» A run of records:
%%

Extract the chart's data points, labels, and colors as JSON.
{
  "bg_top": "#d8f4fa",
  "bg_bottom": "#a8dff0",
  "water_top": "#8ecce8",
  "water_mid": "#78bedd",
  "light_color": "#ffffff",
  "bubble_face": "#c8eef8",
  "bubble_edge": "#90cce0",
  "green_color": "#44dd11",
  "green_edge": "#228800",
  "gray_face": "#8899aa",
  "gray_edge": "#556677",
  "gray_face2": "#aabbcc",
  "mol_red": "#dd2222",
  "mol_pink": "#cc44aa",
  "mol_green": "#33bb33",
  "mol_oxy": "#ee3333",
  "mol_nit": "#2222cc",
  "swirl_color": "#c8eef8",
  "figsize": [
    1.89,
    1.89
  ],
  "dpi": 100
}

%%

Retype the listing above in full, with no alterations.

» Result of this exercise:
Extract the chart's data points, labels, and colors as JSON.
{
  "bg_top": "#d8f4fa",
  "bg_bottom": "#a8dff0",
  "water_top": "#8ecce8",
  "water_mid": "#78bedd",
  "light_color": "#ffffff",
  "bubble_face": "#c8eef8",
  "bubble_edge": "#90cce0",
  "green_color": "#44dd11",
  "green_edge": "#228800",
  "gray_face": "#8899aa",
  "gray_edge": "#556677",
  "gray_face2": "#aabbcc",
  "mol_red": "#dd2222",
  "mol_pink": "#cc44aa",
  "mol_green": "#33bb33",
  "mol_oxy": "#ee3333",
  "mol_nit": "#2222cc",
  "swirl_color": "#c8eef8",
  "figsize": [
    1.89,
    1.89
  ],
  "dpi": 100
}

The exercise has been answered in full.